### Task to carry out
Hunt for the word "Newton" across the entries below, copying each line that holds it.

========================

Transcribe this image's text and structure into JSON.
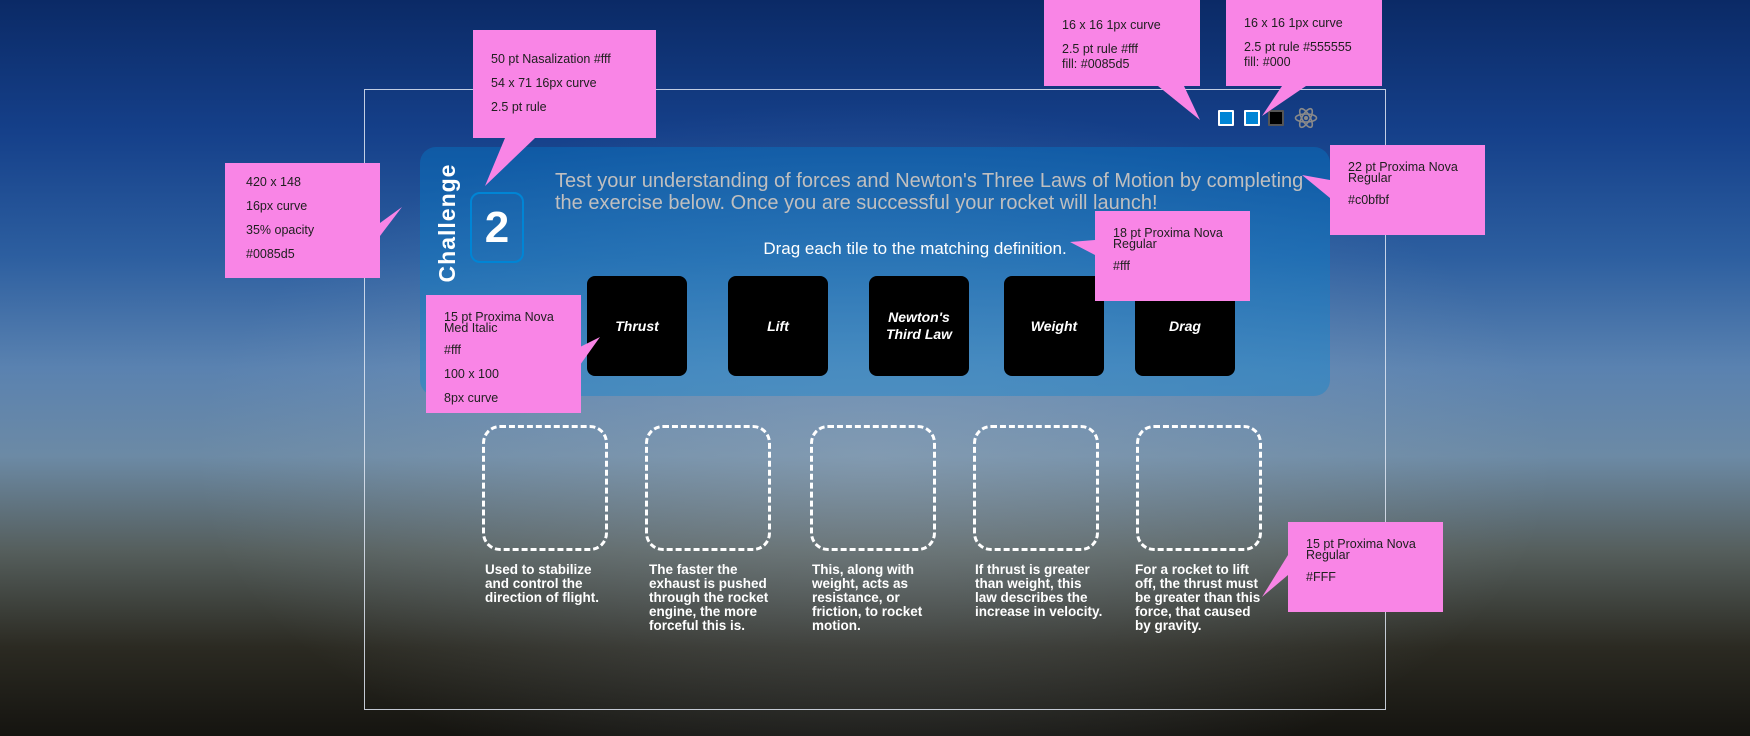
{
  "challenge": {
    "word": "Challenge",
    "number": "2",
    "intro": "Test your understanding of forces and Newton's Three Laws of Motion by completing the exercise below. Once you are successful your rocket will launch!",
    "instruction": "Drag each tile to the matching definition."
  },
  "tiles": [
    {
      "label": "Thrust"
    },
    {
      "label": "Lift"
    },
    {
      "label": "Newton's Third Law"
    },
    {
      "label": "Weight"
    },
    {
      "label": "Drag"
    }
  ],
  "definitions": [
    "Used to stabilize and control the direction of flight.",
    "The faster the exhaust is pushed through the rocket engine, the more forceful this is.",
    "This, along with weight, acts as resistance, or friction, to rocket motion.",
    "If thrust is greater than weight, this law describes the increase in velocity.",
    "For a rocket to lift off, the thrust must be greater than this force, that caused by gravity."
  ],
  "progress": {
    "steps": [
      {
        "state": "complete"
      },
      {
        "state": "complete"
      },
      {
        "state": "incomplete"
      }
    ],
    "icon": "atom-icon"
  },
  "annotations": {
    "number_badge": [
      "50 pt Nasalization  #fff",
      "54 x 71     16px curve",
      "2.5 pt rule"
    ],
    "panel": [
      "420 x 148",
      "16px  curve",
      "35% opacity",
      "#0085d5"
    ],
    "step_filled": [
      "16 x 16     1px curve",
      "2.5 pt rule  #fff",
      "fill: #0085d5"
    ],
    "step_empty": [
      "16 x 16     1px curve",
      "2.5 pt rule  #555555",
      "fill: #000"
    ],
    "intro_text": [
      "22 pt Proxima Nova Regular",
      "#c0bfbf"
    ],
    "instruction_text": [
      "18 pt Proxima Nova Regular",
      "#fff"
    ],
    "tile": [
      "15 pt Proxima Nova Med Italic",
      "#fff",
      "100 x 100",
      "8px  curve"
    ],
    "definition_text": [
      "15 pt Proxima Nova Regular",
      "#FFF"
    ]
  },
  "colors": {
    "panel": "#0085d5",
    "intro_text": "#c0bfbf",
    "annotation": "#f985e6",
    "step_empty_border": "#555555"
  }
}
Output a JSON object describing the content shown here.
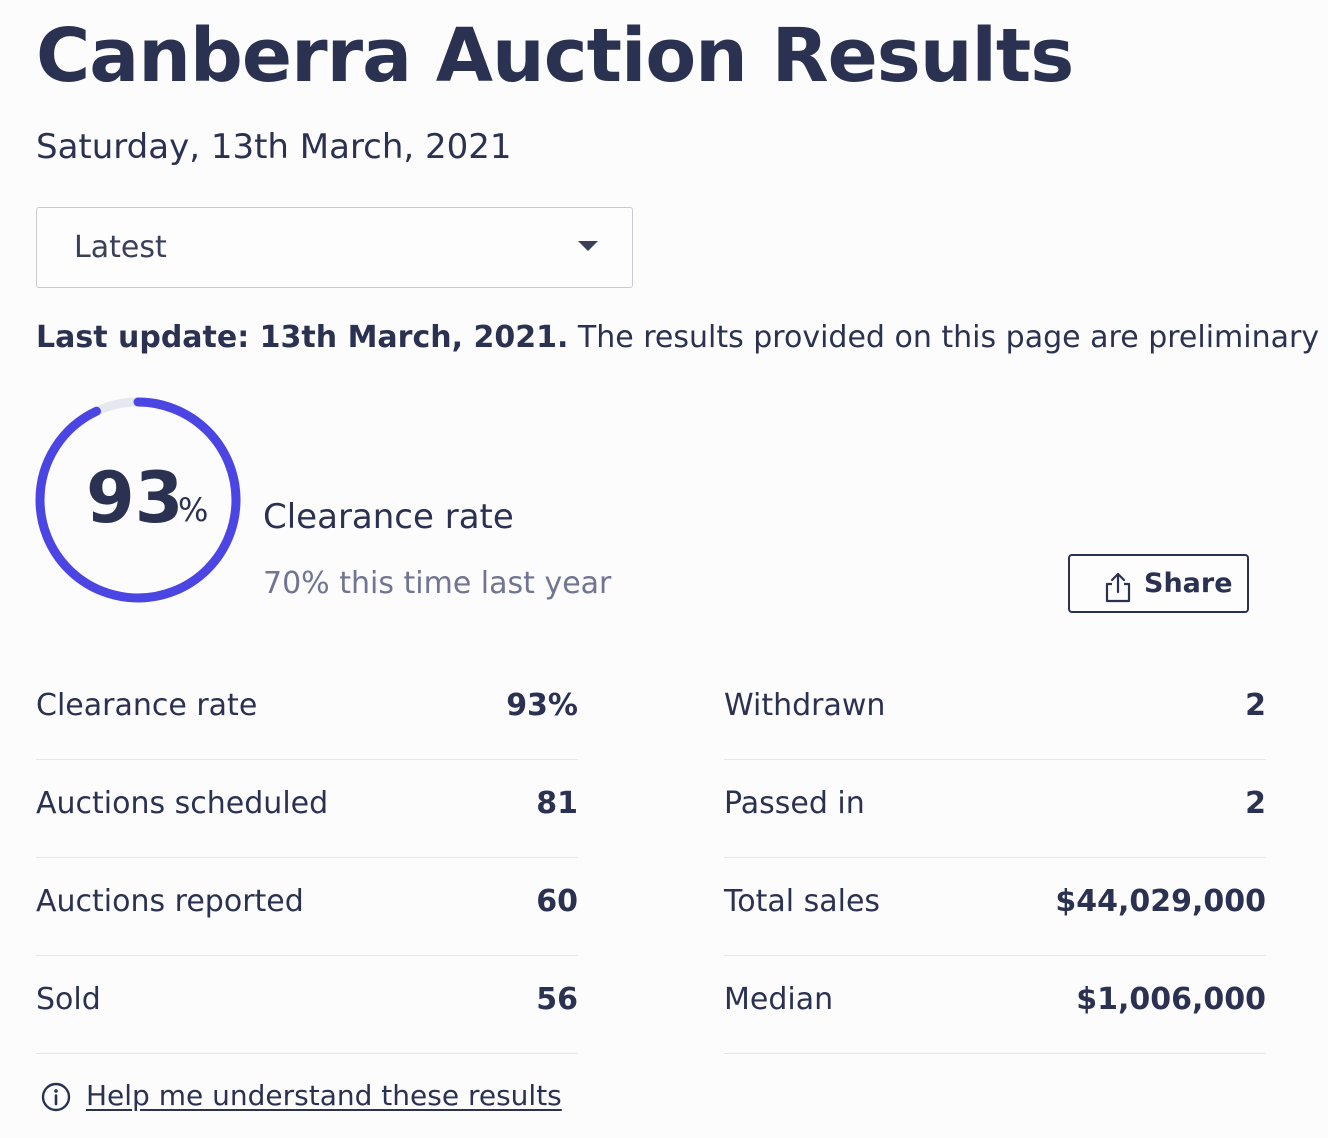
{
  "header": {
    "title": "Canberra Auction Results",
    "date": "Saturday, 13th March, 2021"
  },
  "filter": {
    "selected": "Latest",
    "icon": "chevron-down-icon"
  },
  "update": {
    "label": "Last update: 13th March, 2021.",
    "text": " The results provided on this page are preliminary and currently being updated."
  },
  "summary": {
    "clearance_value": "93",
    "clearance_unit": "%",
    "clearance_fraction": 0.93,
    "label": "Clearance rate",
    "comparison": "70% this time last year",
    "gauge_color": "#4b45e3",
    "track_color": "#e6e8ef"
  },
  "share": {
    "label": "Share",
    "icon": "share-icon"
  },
  "stats": {
    "left": [
      {
        "label": "Clearance rate",
        "value": "93%"
      },
      {
        "label": "Auctions scheduled",
        "value": "81"
      },
      {
        "label": "Auctions reported",
        "value": "60"
      },
      {
        "label": "Sold",
        "value": "56"
      }
    ],
    "right": [
      {
        "label": "Withdrawn",
        "value": "2"
      },
      {
        "label": "Passed in",
        "value": "2"
      },
      {
        "label": "Total sales",
        "value": "$44,029,000"
      },
      {
        "label": "Median",
        "value": "$1,006,000"
      }
    ]
  },
  "help": {
    "text": "Help me understand these results",
    "icon": "info-icon"
  }
}
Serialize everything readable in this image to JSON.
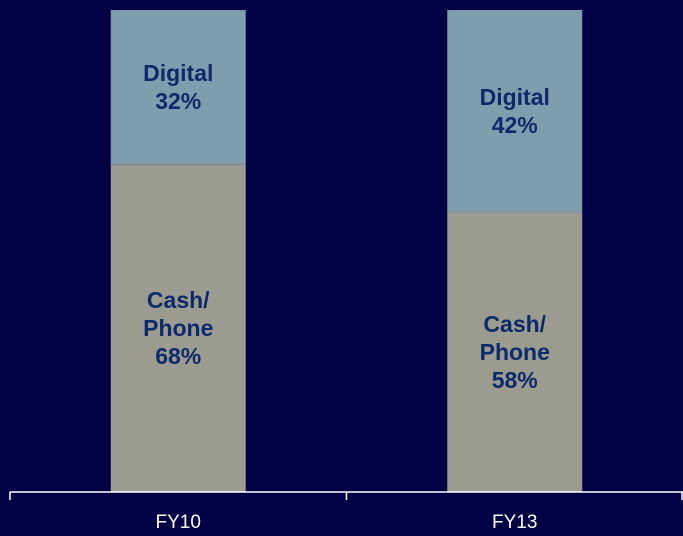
{
  "chart_data": {
    "type": "stacked_bar",
    "categories": [
      "FY10",
      "FY13"
    ],
    "series": [
      {
        "name": "Cash/\nPhone",
        "color": "#9b9b8f",
        "values": [
          68,
          58
        ],
        "value_labels": [
          "68%",
          "58%"
        ]
      },
      {
        "name": "Digital",
        "color": "#7f9ead",
        "values": [
          32,
          42
        ],
        "value_labels": [
          "32%",
          "42%"
        ]
      }
    ],
    "ylim": [
      0,
      100
    ]
  }
}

========================

### Response to this task
    "intro": "Test your understanding of forces and Newton's Three Laws of Motion by completing the exercise below. Once you are successful your rocket will launch!",
      "label": "Newton's Third Law"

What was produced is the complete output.